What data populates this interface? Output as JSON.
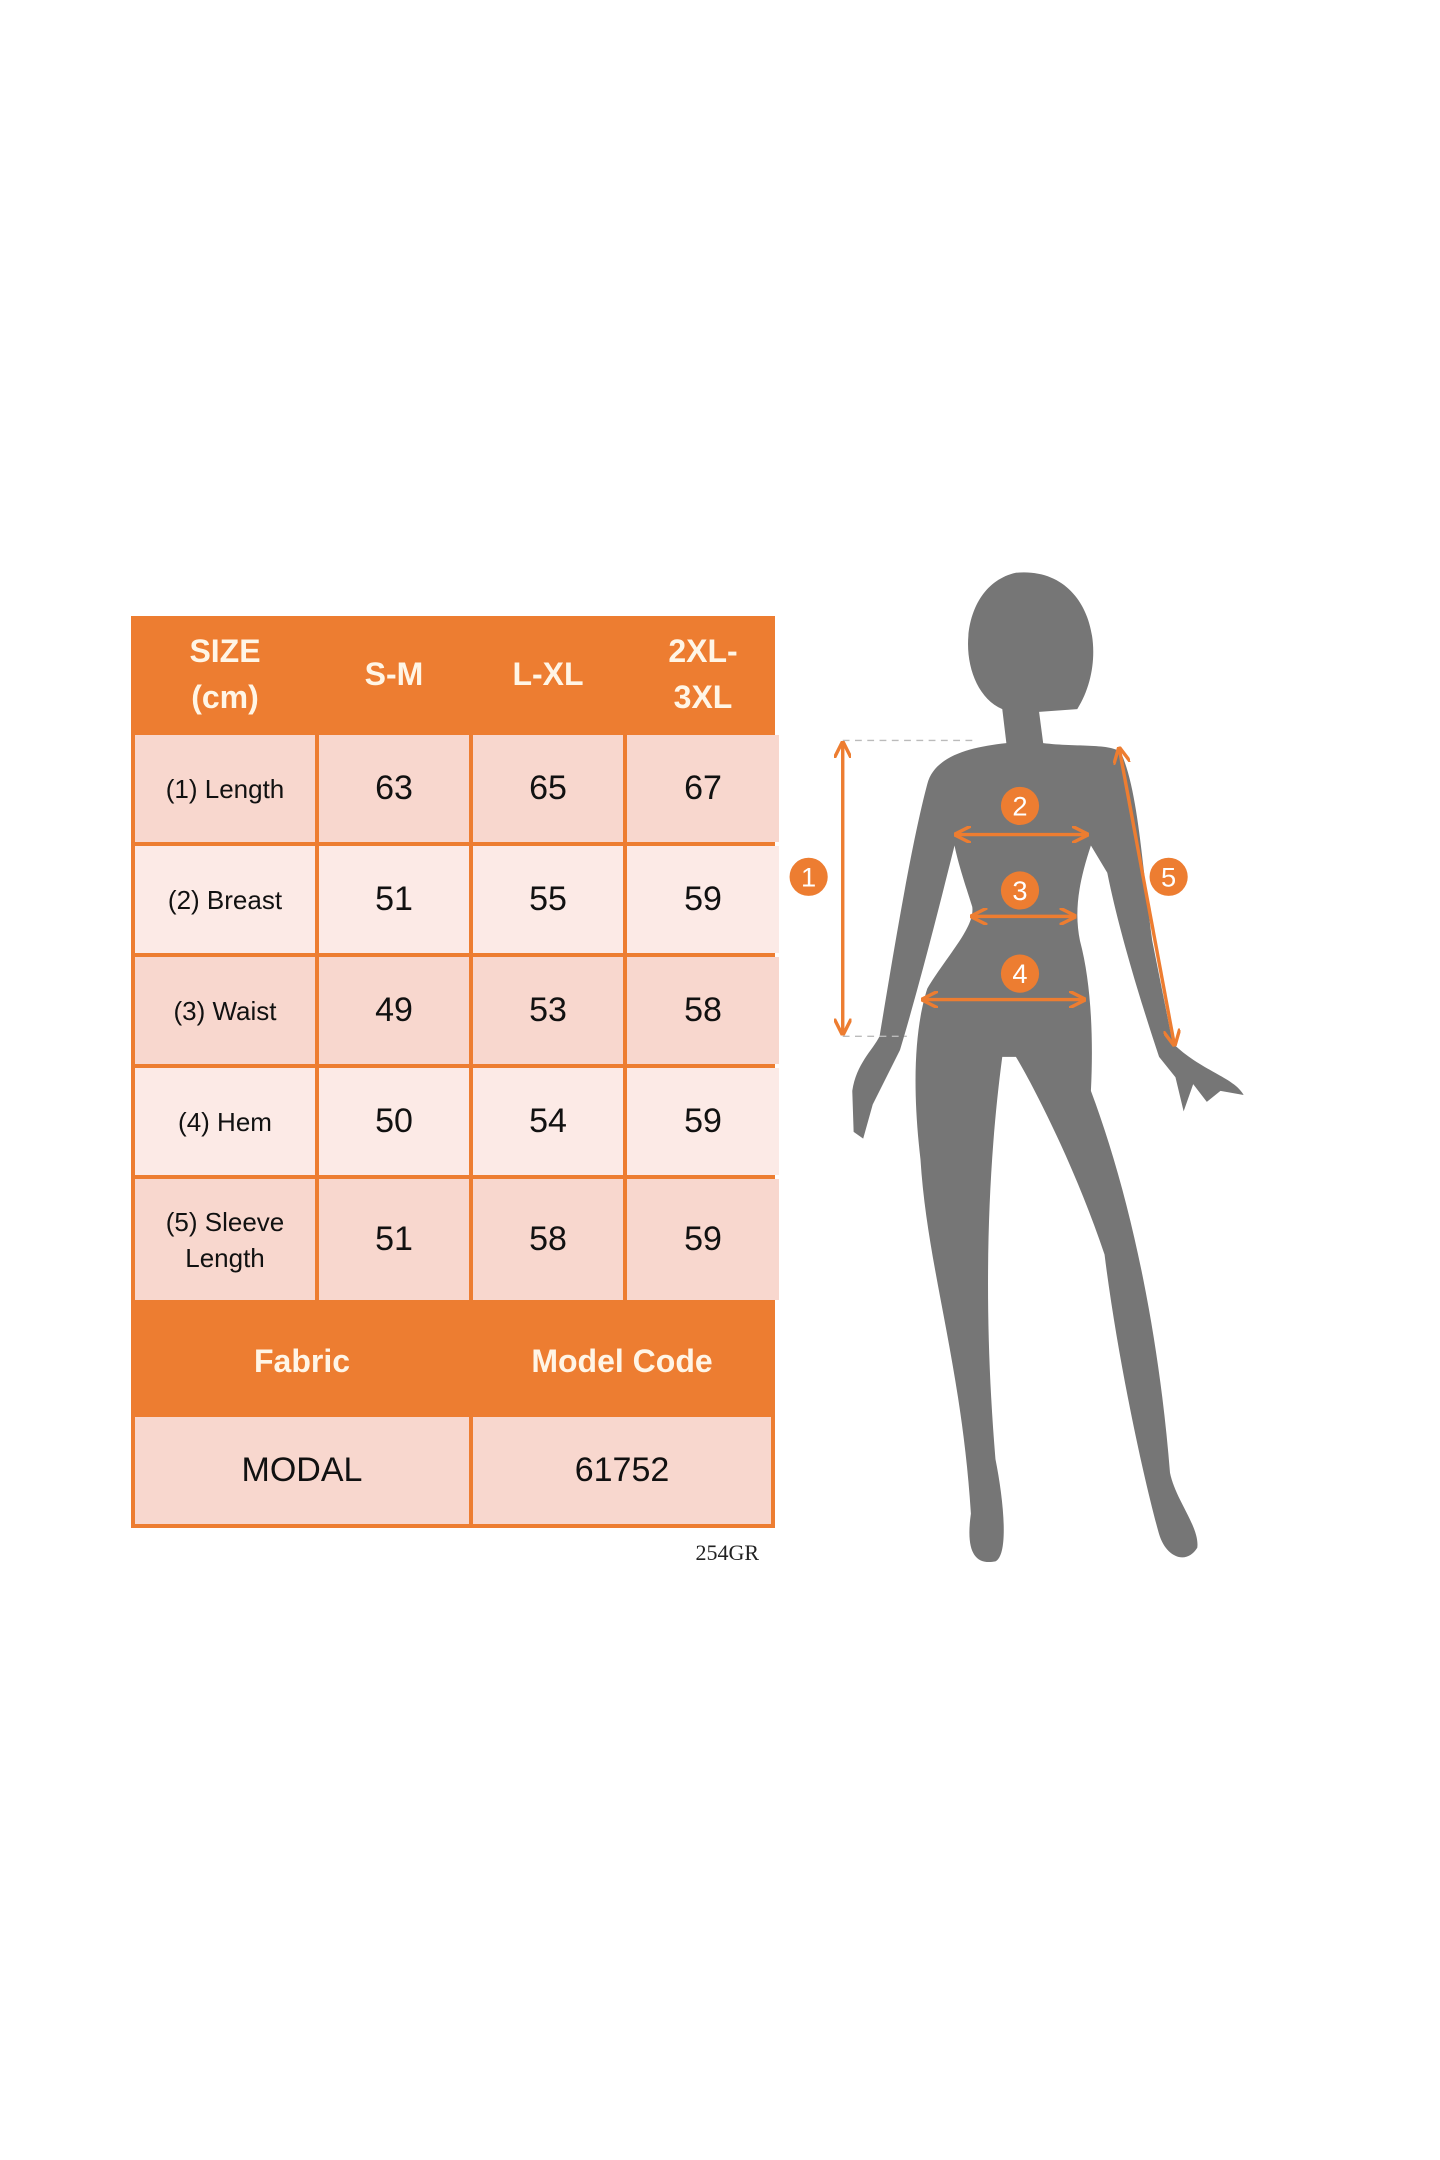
{
  "table": {
    "header": [
      "SIZE\n(cm)",
      "S-M",
      "L-XL",
      "2XL-\n3XL"
    ],
    "header_lines": [
      [
        "SIZE",
        "(cm)"
      ],
      [
        "S-M"
      ],
      [
        "L-XL"
      ],
      [
        "2XL-",
        "3XL"
      ]
    ],
    "rows": [
      {
        "label_lines": [
          "(1) Length"
        ],
        "values": [
          "63",
          "65",
          "67"
        ]
      },
      {
        "label_lines": [
          "(2) Breast"
        ],
        "values": [
          "51",
          "55",
          "59"
        ]
      },
      {
        "label_lines": [
          "(3) Waist"
        ],
        "values": [
          "49",
          "53",
          "58"
        ]
      },
      {
        "label_lines": [
          "(4) Hem"
        ],
        "values": [
          "50",
          "54",
          "59"
        ]
      },
      {
        "label_lines": [
          "(5) Sleeve",
          "Length"
        ],
        "values": [
          "51",
          "58",
          "59"
        ]
      }
    ],
    "footer_headers": [
      "Fabric",
      "Model Code"
    ],
    "footer_values": [
      "MODAL",
      "61752"
    ]
  },
  "code_label": "254GR",
  "figure": {
    "markers": [
      "1",
      "2",
      "3",
      "4",
      "5"
    ]
  },
  "colors": {
    "accent": "#ED7D31",
    "row_dark": "#F8D7CE",
    "row_light": "#FCEAE6",
    "silhouette": "#767676"
  }
}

▶ _Exercise description_
Extract every line of the data exactly; pictures stay out.

▶ _Problem solution_
What data populates this interface? Output as JSON.
{
  "table": {
    "header": [
      "SIZE\n(cm)",
      "S-M",
      "L-XL",
      "2XL-\n3XL"
    ],
    "header_lines": [
      [
        "SIZE",
        "(cm)"
      ],
      [
        "S-M"
      ],
      [
        "L-XL"
      ],
      [
        "2XL-",
        "3XL"
      ]
    ],
    "rows": [
      {
        "label_lines": [
          "(1) Length"
        ],
        "values": [
          "63",
          "65",
          "67"
        ]
      },
      {
        "label_lines": [
          "(2) Breast"
        ],
        "values": [
          "51",
          "55",
          "59"
        ]
      },
      {
        "label_lines": [
          "(3) Waist"
        ],
        "values": [
          "49",
          "53",
          "58"
        ]
      },
      {
        "label_lines": [
          "(4) Hem"
        ],
        "values": [
          "50",
          "54",
          "59"
        ]
      },
      {
        "label_lines": [
          "(5) Sleeve",
          "Length"
        ],
        "values": [
          "51",
          "58",
          "59"
        ]
      }
    ],
    "footer_headers": [
      "Fabric",
      "Model Code"
    ],
    "footer_values": [
      "MODAL",
      "61752"
    ]
  },
  "code_label": "254GR",
  "figure": {
    "markers": [
      "1",
      "2",
      "3",
      "4",
      "5"
    ]
  },
  "colors": {
    "accent": "#ED7D31",
    "row_dark": "#F8D7CE",
    "row_light": "#FCEAE6",
    "silhouette": "#767676"
  }
}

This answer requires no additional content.